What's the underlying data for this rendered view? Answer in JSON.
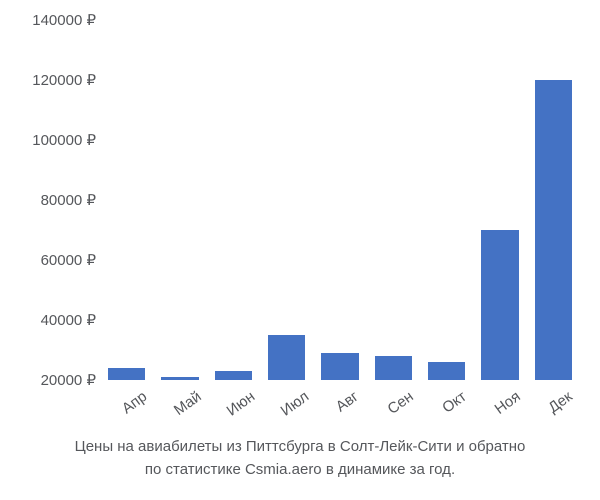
{
  "chart": {
    "type": "bar",
    "categories": [
      "Апр",
      "Май",
      "Июн",
      "Июл",
      "Авг",
      "Сен",
      "Окт",
      "Ноя",
      "Дек"
    ],
    "values": [
      24000,
      21000,
      23000,
      35000,
      29000,
      28000,
      26000,
      70000,
      120000
    ],
    "bar_color": "#4472c4",
    "ylim": [
      20000,
      140000
    ],
    "yticks": [
      20000,
      40000,
      60000,
      80000,
      100000,
      120000,
      140000
    ],
    "ytick_labels": [
      "20000 ₽",
      "40000 ₽",
      "60000 ₽",
      "80000 ₽",
      "100000 ₽",
      "120000 ₽",
      "140000 ₽"
    ],
    "background_color": "#ffffff",
    "label_color": "#55575b",
    "label_fontsize": 15,
    "bar_width": 0.7,
    "x_label_rotate_deg": -36
  },
  "caption": {
    "line1": "Цены на авиабилеты из Питтсбурга в Солт-Лейк-Сити и обратно",
    "line2": "по статистике Csmia.aero в динамике за год."
  }
}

_Exercise directions_
Transcribe every record above exactly as written, leaving out any pictures.

_Answer to the task_
What's the underlying data for this rendered view? Answer in JSON.
{
  "chart": {
    "type": "bar",
    "categories": [
      "Апр",
      "Май",
      "Июн",
      "Июл",
      "Авг",
      "Сен",
      "Окт",
      "Ноя",
      "Дек"
    ],
    "values": [
      24000,
      21000,
      23000,
      35000,
      29000,
      28000,
      26000,
      70000,
      120000
    ],
    "bar_color": "#4472c4",
    "ylim": [
      20000,
      140000
    ],
    "yticks": [
      20000,
      40000,
      60000,
      80000,
      100000,
      120000,
      140000
    ],
    "ytick_labels": [
      "20000 ₽",
      "40000 ₽",
      "60000 ₽",
      "80000 ₽",
      "100000 ₽",
      "120000 ₽",
      "140000 ₽"
    ],
    "background_color": "#ffffff",
    "label_color": "#55575b",
    "label_fontsize": 15,
    "bar_width": 0.7,
    "x_label_rotate_deg": -36
  },
  "caption": {
    "line1": "Цены на авиабилеты из Питтсбурга в Солт-Лейк-Сити и обратно",
    "line2": "по статистике Csmia.aero в динамике за год."
  }
}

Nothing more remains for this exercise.